MATERIAL SHOWN:
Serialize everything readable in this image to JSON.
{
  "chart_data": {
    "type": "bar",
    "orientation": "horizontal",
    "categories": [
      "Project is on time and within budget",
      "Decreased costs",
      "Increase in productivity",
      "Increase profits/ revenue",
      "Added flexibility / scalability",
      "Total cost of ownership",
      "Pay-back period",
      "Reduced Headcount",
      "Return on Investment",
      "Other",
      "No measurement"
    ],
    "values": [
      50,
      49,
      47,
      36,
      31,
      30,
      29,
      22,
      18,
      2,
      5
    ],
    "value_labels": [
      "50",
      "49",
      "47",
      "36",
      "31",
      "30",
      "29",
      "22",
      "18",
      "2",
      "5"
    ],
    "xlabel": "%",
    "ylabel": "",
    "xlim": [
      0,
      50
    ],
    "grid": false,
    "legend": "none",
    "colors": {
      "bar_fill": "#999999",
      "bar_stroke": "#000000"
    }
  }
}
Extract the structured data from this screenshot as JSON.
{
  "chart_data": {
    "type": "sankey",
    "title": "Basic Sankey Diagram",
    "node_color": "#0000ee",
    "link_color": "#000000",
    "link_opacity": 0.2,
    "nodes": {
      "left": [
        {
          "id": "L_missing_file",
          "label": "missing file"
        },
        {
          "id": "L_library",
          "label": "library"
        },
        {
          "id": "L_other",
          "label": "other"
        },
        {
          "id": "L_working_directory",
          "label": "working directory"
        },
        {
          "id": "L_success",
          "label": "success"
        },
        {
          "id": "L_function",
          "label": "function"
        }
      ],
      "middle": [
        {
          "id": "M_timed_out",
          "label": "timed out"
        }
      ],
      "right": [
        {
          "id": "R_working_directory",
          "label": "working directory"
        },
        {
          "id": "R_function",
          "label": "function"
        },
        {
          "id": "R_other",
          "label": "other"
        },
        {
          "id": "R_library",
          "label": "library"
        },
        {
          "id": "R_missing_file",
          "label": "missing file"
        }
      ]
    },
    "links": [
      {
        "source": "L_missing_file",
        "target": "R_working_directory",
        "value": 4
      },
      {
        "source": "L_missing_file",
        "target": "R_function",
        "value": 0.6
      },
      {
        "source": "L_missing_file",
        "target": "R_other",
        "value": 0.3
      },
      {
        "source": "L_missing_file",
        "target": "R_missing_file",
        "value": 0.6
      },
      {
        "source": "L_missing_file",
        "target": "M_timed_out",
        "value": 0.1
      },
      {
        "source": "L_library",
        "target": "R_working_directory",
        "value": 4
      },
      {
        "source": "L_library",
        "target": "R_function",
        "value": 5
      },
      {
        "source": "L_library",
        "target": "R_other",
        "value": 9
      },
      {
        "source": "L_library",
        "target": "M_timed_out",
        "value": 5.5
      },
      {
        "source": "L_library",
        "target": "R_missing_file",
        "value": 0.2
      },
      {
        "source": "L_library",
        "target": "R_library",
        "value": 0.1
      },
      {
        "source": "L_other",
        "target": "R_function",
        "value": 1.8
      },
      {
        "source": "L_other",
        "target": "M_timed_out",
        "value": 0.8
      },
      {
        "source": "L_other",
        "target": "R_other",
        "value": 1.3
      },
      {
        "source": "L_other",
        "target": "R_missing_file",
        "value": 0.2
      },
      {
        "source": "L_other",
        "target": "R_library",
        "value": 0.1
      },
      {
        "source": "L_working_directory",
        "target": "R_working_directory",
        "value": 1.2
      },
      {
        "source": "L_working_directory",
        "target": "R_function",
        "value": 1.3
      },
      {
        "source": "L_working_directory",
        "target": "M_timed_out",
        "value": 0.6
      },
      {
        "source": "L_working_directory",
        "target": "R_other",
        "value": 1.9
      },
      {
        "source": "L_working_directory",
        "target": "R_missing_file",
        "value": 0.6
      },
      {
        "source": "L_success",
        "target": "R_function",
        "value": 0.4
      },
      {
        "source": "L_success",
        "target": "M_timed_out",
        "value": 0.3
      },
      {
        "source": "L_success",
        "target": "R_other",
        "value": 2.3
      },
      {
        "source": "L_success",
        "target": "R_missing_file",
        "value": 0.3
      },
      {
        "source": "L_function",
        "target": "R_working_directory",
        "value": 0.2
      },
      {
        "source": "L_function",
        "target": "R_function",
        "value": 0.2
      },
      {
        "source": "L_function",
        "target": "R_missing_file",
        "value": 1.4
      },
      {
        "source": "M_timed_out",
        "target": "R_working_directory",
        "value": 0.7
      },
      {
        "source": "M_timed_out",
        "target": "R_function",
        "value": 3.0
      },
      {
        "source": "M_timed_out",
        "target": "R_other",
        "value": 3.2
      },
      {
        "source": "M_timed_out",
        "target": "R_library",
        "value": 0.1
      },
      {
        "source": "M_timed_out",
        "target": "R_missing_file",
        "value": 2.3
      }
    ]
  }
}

TASK DIRECTIONS: The records above need to be transcribed in full. Keep every character unchanged.

ANSWER TO THIS TASK:
Serialize everything readable in this image to JSON.
{
  "chart_data": {
    "type": "bar",
    "orientation": "horizontal",
    "categories": [
      "Project is on time and within budget",
      "Decreased costs",
      "Increase in productivity",
      "Increase profits/ revenue",
      "Added flexibility / scalability",
      "Total cost of ownership",
      "Pay-back period",
      "Reduced Headcount",
      "Return on Investment",
      "Other",
      "No measurement"
    ],
    "values": [
      50,
      49,
      47,
      36,
      31,
      30,
      29,
      22,
      18,
      2,
      5
    ],
    "value_labels": [
      "50",
      "49",
      "47",
      "36",
      "31",
      "30",
      "29",
      "22",
      "18",
      "2",
      "5"
    ],
    "xlabel": "%",
    "ylabel": "",
    "xlim": [
      0,
      50
    ],
    "grid": false,
    "legend": "none",
    "colors": {
      "bar_fill": "#999999",
      "bar_stroke": "#000000"
    }
  }
}
Extract the structured data from this screenshot as JSON.
{
  "chart_data": {
    "type": "sankey",
    "title": "Basic Sankey Diagram",
    "node_color": "#0000ee",
    "link_color": "#000000",
    "link_opacity": 0.2,
    "nodes": {
      "left": [
        {
          "id": "L_missing_file",
          "label": "missing file"
        },
        {
          "id": "L_library",
          "label": "library"
        },
        {
          "id": "L_other",
          "label": "other"
        },
        {
          "id": "L_working_directory",
          "label": "working directory"
        },
        {
          "id": "L_success",
          "label": "success"
        },
        {
          "id": "L_function",
          "label": "function"
        }
      ],
      "middle": [
        {
          "id": "M_timed_out",
          "label": "timed out"
        }
      ],
      "right": [
        {
          "id": "R_working_directory",
          "label": "working directory"
        },
        {
          "id": "R_function",
          "label": "function"
        },
        {
          "id": "R_other",
          "label": "other"
        },
        {
          "id": "R_library",
          "label": "library"
        },
        {
          "id": "R_missing_file",
          "label": "missing file"
        }
      ]
    },
    "links": [
      {
        "source": "L_missing_file",
        "target": "R_working_directory",
        "value": 4
      },
      {
        "source": "L_missing_file",
        "target": "R_function",
        "value": 0.6
      },
      {
        "source": "L_missing_file",
        "target": "R_other",
        "value": 0.3
      },
      {
        "source": "L_missing_file",
        "target": "R_missing_file",
        "value": 0.6
      },
      {
        "source": "L_missing_file",
        "target": "M_timed_out",
        "value": 0.1
      },
      {
        "source": "L_library",
        "target": "R_working_directory",
        "value": 4
      },
      {
        "source": "L_library",
        "target": "R_function",
        "value": 5
      },
      {
        "source": "L_library",
        "target": "R_other",
        "value": 9
      },
      {
        "source": "L_library",
        "target": "M_timed_out",
        "value": 5.5
      },
      {
        "source": "L_library",
        "target": "R_missing_file",
        "value": 0.2
      },
      {
        "source": "L_library",
        "target": "R_library",
        "value": 0.1
      },
      {
        "source": "L_other",
        "target": "R_function",
        "value": 1.8
      },
      {
        "source": "L_other",
        "target": "M_timed_out",
        "value": 0.8
      },
      {
        "source": "L_other",
        "target": "R_other",
        "value": 1.3
      },
      {
        "source": "L_other",
        "target": "R_missing_file",
        "value": 0.2
      },
      {
        "source": "L_other",
        "target": "R_library",
        "value": 0.1
      },
      {
        "source": "L_working_directory",
        "target": "R_working_directory",
        "value": 1.2
      },
      {
        "source": "L_working_directory",
        "target": "R_function",
        "value": 1.3
      },
      {
        "source": "L_working_directory",
        "target": "M_timed_out",
        "value": 0.6
      },
      {
        "source": "L_working_directory",
        "target": "R_other",
        "value": 1.9
      },
      {
        "source": "L_working_directory",
        "target": "R_missing_file",
        "value": 0.6
      },
      {
        "source": "L_success",
        "target": "R_function",
        "value": 0.4
      },
      {
        "source": "L_success",
        "target": "M_timed_out",
        "value": 0.3
      },
      {
        "source": "L_success",
        "target": "R_other",
        "value": 2.3
      },
      {
        "source": "L_success",
        "target": "R_missing_file",
        "value": 0.3
      },
      {
        "source": "L_function",
        "target": "R_working_directory",
        "value": 0.2
      },
      {
        "source": "L_function",
        "target": "R_function",
        "value": 0.2
      },
      {
        "source": "L_function",
        "target": "R_missing_file",
        "value": 1.4
      },
      {
        "source": "M_timed_out",
        "target": "R_working_directory",
        "value": 0.7
      },
      {
        "source": "M_timed_out",
        "target": "R_function",
        "value": 3.0
      },
      {
        "source": "M_timed_out",
        "target": "R_other",
        "value": 3.2
      },
      {
        "source": "M_timed_out",
        "target": "R_library",
        "value": 0.1
      },
      {
        "source": "M_timed_out",
        "target": "R_missing_file",
        "value": 2.3
      }
    ]
  }
}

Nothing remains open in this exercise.